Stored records
>> start

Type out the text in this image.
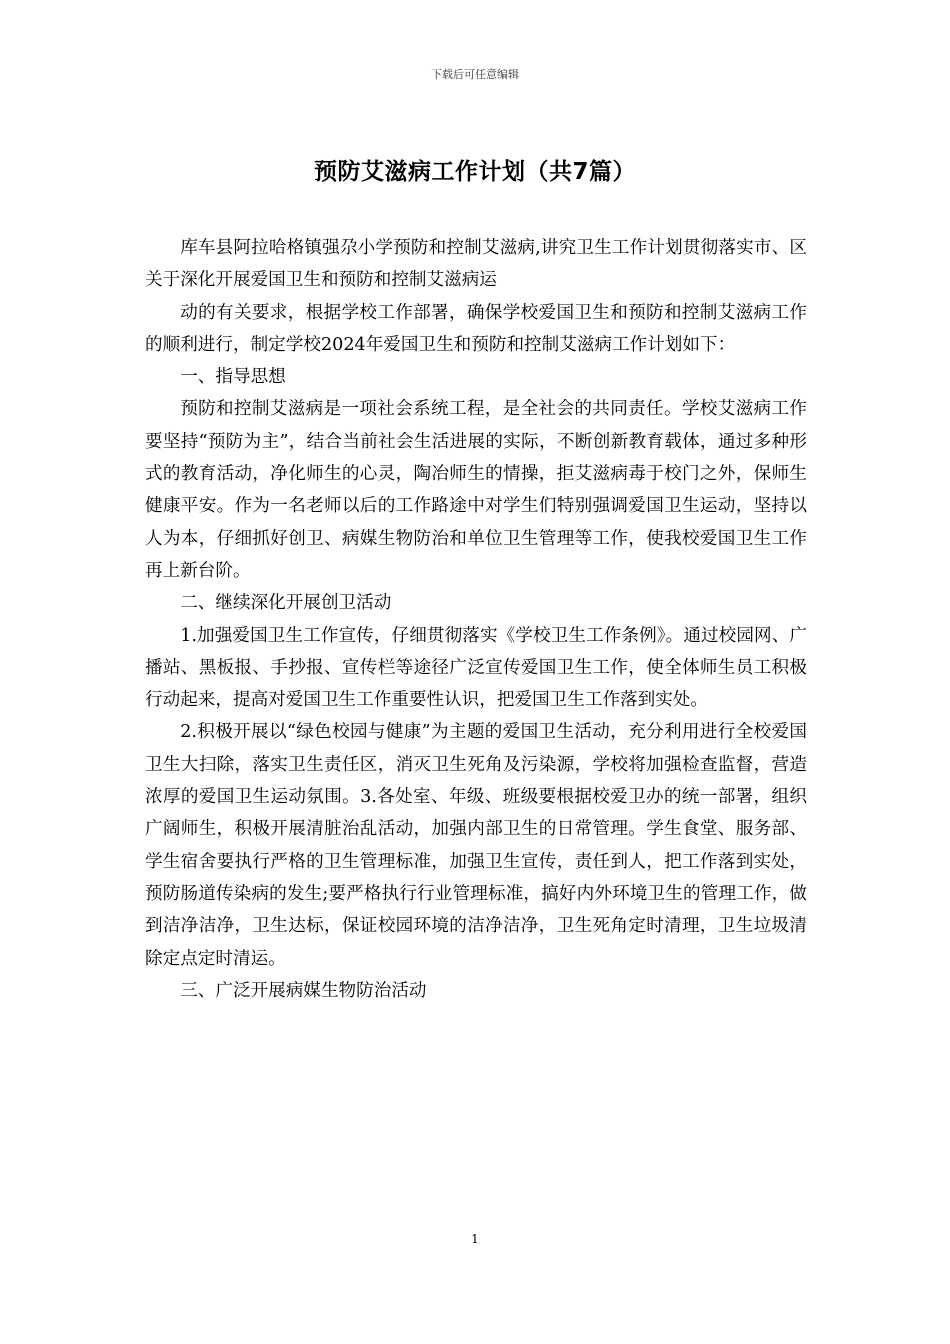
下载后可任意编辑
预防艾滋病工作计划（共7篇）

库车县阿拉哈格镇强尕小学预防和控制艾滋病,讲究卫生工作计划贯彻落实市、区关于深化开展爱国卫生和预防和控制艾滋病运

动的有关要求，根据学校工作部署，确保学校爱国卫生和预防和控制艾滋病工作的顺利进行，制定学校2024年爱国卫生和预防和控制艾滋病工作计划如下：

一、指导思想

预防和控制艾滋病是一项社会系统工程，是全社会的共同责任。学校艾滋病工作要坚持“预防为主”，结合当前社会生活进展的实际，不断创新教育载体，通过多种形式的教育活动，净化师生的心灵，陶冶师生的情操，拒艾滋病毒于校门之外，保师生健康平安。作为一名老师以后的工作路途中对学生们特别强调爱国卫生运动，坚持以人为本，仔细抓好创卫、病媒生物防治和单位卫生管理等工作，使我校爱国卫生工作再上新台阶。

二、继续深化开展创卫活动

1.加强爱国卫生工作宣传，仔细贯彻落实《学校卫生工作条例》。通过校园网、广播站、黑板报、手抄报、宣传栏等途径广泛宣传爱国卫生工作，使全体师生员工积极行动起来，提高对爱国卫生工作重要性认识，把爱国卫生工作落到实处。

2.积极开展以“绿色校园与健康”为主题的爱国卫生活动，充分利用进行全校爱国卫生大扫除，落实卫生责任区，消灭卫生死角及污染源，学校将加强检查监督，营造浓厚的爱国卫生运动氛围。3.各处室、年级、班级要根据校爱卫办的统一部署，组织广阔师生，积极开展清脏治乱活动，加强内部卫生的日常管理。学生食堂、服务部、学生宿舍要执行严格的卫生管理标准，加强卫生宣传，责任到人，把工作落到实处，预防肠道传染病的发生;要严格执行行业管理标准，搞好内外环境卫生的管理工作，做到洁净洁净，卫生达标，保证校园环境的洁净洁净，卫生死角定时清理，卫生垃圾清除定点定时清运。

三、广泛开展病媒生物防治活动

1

>> end

Write out the full set of lines verbatim, without the pictures.

Type out the text in this image.
下载后可任意编辑
预防艾滋病工作计划（共7篇）

库车县阿拉哈格镇强尕小学预防和控制艾滋病,讲究卫生工作计划贯彻落实市、区关于深化开展爱国卫生和预防和控制艾滋病运

动的有关要求，根据学校工作部署，确保学校爱国卫生和预防和控制艾滋病工作的顺利进行，制定学校2024年爱国卫生和预防和控制艾滋病工作计划如下：

一、指导思想

预防和控制艾滋病是一项社会系统工程，是全社会的共同责任。学校艾滋病工作要坚持“预防为主”，结合当前社会生活进展的实际，不断创新教育载体，通过多种形式的教育活动，净化师生的心灵，陶冶师生的情操，拒艾滋病毒于校门之外，保师生健康平安。作为一名老师以后的工作路途中对学生们特别强调爱国卫生运动，坚持以人为本，仔细抓好创卫、病媒生物防治和单位卫生管理等工作，使我校爱国卫生工作再上新台阶。

二、继续深化开展创卫活动

1.加强爱国卫生工作宣传，仔细贯彻落实《学校卫生工作条例》。通过校园网、广播站、黑板报、手抄报、宣传栏等途径广泛宣传爱国卫生工作，使全体师生员工积极行动起来，提高对爱国卫生工作重要性认识，把爱国卫生工作落到实处。

2.积极开展以“绿色校园与健康”为主题的爱国卫生活动，充分利用进行全校爱国卫生大扫除，落实卫生责任区，消灭卫生死角及污染源，学校将加强检查监督，营造浓厚的爱国卫生运动氛围。3.各处室、年级、班级要根据校爱卫办的统一部署，组织广阔师生，积极开展清脏治乱活动，加强内部卫生的日常管理。学生食堂、服务部、学生宿舍要执行严格的卫生管理标准，加强卫生宣传，责任到人，把工作落到实处，预防肠道传染病的发生;要严格执行行业管理标准，搞好内外环境卫生的管理工作，做到洁净洁净，卫生达标，保证校园环境的洁净洁净，卫生死角定时清理，卫生垃圾清除定点定时清运。

三、广泛开展病媒生物防治活动

1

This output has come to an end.